(Stored data)
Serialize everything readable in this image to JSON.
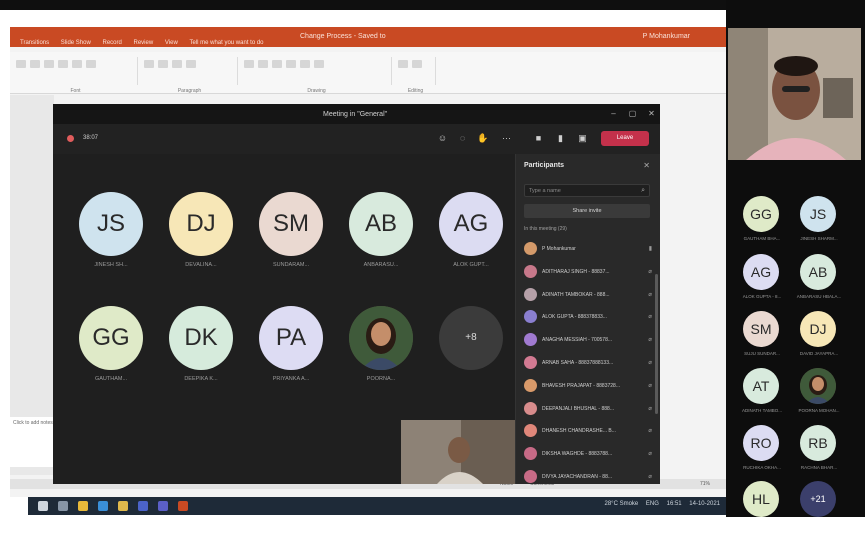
{
  "powerpoint": {
    "title": "Change Process - Saved to",
    "user": "P Mohankumar",
    "tabs": [
      "Transitions",
      "Slide Show",
      "Record",
      "Review",
      "View",
      "Tell me what you want to do"
    ],
    "ribbon_groups": [
      "Font",
      "Paragraph",
      "Drawing",
      "Editing"
    ],
    "notes_text": "Click to add notes",
    "status": [
      "Notes",
      "Comments",
      "71%"
    ]
  },
  "teams": {
    "window_title": "Meeting in \"General\"",
    "timer": "38:07",
    "leave_label": "Leave",
    "tiles": [
      {
        "initials": "JS",
        "name": "JINESH SH...",
        "color": "#cfe3ee"
      },
      {
        "initials": "DJ",
        "name": "DEVALINA...",
        "color": "#f7e7b7"
      },
      {
        "initials": "SM",
        "name": "SUNDARAM...",
        "color": "#ead9d1"
      },
      {
        "initials": "AB",
        "name": "ANBARASU...",
        "color": "#d8eadd"
      },
      {
        "initials": "AG",
        "name": "ALOK GUPT...",
        "color": "#dcdcf2"
      },
      {
        "initials": "GG",
        "name": "GAUTHAM...",
        "color": "#dfeac8"
      },
      {
        "initials": "DK",
        "name": "DEEPIKA K...",
        "color": "#d6ebdc"
      },
      {
        "initials": "PA",
        "name": "PRIYANKA A...",
        "color": "#dddcf3"
      },
      {
        "initials": "",
        "name": "POORNA...",
        "color": "#6b5a47"
      },
      {
        "initials": "+8",
        "name": "",
        "color": "#3b3b3b"
      }
    ],
    "participants_panel": {
      "title": "Participants",
      "search_placeholder": "Type a name",
      "share_invite": "Share invite",
      "section": "In this meeting (29)",
      "people": [
        {
          "name": "P Mohankumar",
          "color": "#d49a6a"
        },
        {
          "name": "ADITHARAJ SINGH - 88837...",
          "color": "#c7788a"
        },
        {
          "name": "ADINATH TAMBOKAR - 888...",
          "color": "#b5a0a8"
        },
        {
          "name": "ALOK GUPTA - 888378833...",
          "color": "#8a7fd0"
        },
        {
          "name": "ANAGHA MESSIAH - 700578...",
          "color": "#a07ad0"
        },
        {
          "name": "ARNAB SAHA - 88837888133...",
          "color": "#d27a92"
        },
        {
          "name": "BHAVESH PRAJAPAT - 8883728...",
          "color": "#d99a6a"
        },
        {
          "name": "DEEPANJALI BHUSHAL - 888...",
          "color": "#d88c8c"
        },
        {
          "name": "DHANESH CHANDRASHE... B...",
          "color": "#e0877a"
        },
        {
          "name": "DIKSHA WAGHDE - 8883788...",
          "color": "#c76a86"
        },
        {
          "name": "DIVYA JAYACHANDRAN - 88...",
          "color": "#c86b86"
        }
      ]
    }
  },
  "gallery": {
    "tiles": [
      {
        "initials": "GG",
        "name": "GAUTHAM BHA...",
        "color": "#dfeac8"
      },
      {
        "initials": "JS",
        "name": "JINESH SHARM...",
        "color": "#cfe3ee"
      },
      {
        "initials": "AG",
        "name": "ALOK GUPTA - 8...",
        "color": "#dcdcf2"
      },
      {
        "initials": "AB",
        "name": "ANBARASU HBALA...",
        "color": "#d8eadd"
      },
      {
        "initials": "SM",
        "name": "SUJU SUNDAR...",
        "color": "#ead9d1"
      },
      {
        "initials": "DJ",
        "name": "DAVID JAYAPRA...",
        "color": "#f7e7b7"
      },
      {
        "initials": "AT",
        "name": "ADINATH TAMBO...",
        "color": "#d8eadd"
      },
      {
        "initials": "",
        "name": "POORNA MOHAN...",
        "color": "#6b5a47"
      },
      {
        "initials": "RO",
        "name": "RUCHIKA OKHA...",
        "color": "#dcdcf2"
      },
      {
        "initials": "RB",
        "name": "RACHNA BHAR...",
        "color": "#d8eadd"
      },
      {
        "initials": "HL",
        "name": "",
        "color": "#dfeac8"
      },
      {
        "initials": "+21",
        "name": "",
        "color": "#3b3f6b"
      }
    ]
  },
  "taskbar": {
    "weather": "28°C Smoke",
    "time": "16:51",
    "date": "14-10-2021",
    "lang": "ENG"
  }
}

◆ Problem details ◆
How many of the lines above include the word "this"? Respond with the number alone.

◆ Solution to the exercise ◆
2